• **Instructions for the task**:
Lines that contain the string "влияние" are to be copied; leave out all others.
---
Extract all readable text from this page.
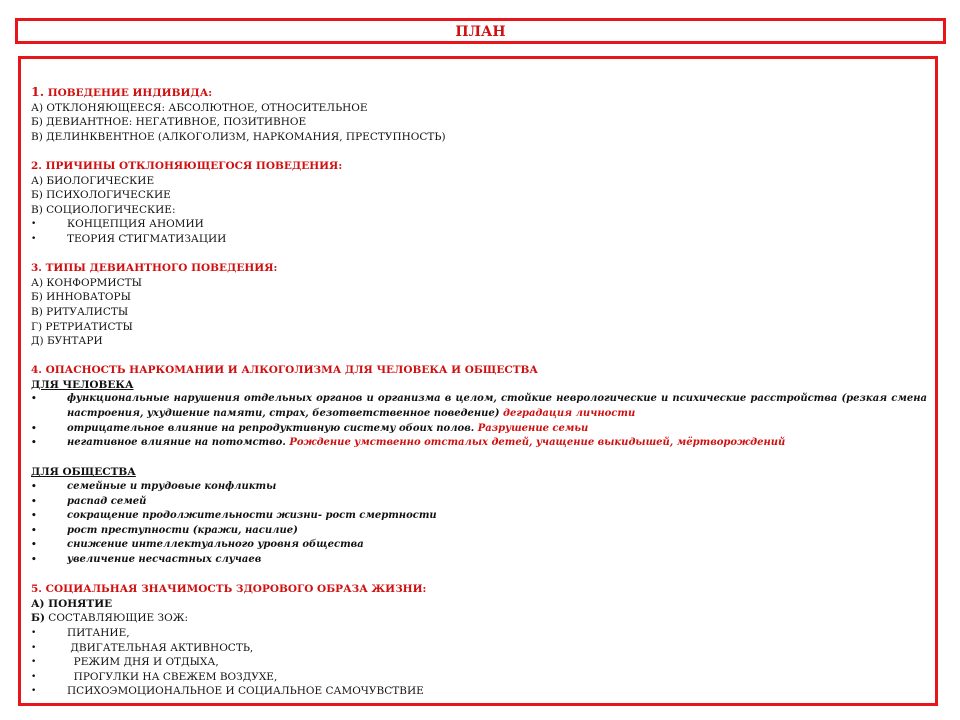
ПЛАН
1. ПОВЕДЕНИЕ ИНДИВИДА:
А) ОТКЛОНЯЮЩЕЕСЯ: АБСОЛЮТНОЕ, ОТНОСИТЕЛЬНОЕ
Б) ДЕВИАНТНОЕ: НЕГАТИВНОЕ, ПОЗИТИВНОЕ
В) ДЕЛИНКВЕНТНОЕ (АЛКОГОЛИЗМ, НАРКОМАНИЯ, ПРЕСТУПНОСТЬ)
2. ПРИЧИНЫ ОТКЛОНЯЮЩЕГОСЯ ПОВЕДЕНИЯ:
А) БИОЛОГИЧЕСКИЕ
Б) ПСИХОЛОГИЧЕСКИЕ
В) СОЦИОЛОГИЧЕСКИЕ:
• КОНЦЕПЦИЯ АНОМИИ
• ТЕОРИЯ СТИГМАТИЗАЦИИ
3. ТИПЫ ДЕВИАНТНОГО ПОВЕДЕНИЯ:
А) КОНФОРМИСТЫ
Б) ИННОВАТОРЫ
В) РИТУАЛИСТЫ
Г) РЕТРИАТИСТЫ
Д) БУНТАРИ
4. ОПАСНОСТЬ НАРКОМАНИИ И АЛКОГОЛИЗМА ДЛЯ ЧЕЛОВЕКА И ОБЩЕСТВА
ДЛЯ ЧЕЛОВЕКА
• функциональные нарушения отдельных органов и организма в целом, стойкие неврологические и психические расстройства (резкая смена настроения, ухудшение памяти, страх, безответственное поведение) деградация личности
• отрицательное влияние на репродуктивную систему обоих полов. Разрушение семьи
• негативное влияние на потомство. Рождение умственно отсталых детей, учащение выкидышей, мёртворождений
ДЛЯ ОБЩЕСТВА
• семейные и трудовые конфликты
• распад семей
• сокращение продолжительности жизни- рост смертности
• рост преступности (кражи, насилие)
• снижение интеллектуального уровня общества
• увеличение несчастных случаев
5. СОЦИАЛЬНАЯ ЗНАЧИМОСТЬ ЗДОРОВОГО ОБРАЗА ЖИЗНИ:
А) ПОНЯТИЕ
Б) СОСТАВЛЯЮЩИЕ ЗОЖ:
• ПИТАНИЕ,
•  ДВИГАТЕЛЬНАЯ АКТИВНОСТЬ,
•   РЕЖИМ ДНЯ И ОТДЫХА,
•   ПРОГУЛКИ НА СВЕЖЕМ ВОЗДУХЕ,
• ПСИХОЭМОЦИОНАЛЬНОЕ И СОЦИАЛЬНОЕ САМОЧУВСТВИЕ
---
• **Exercise result**:
• отрицательное влияние на репродуктивную систему обоих полов. Разрушение семьи
• негативное влияние на потомство. Рождение умственно отсталых детей, учащение выкидышей, мёртворождений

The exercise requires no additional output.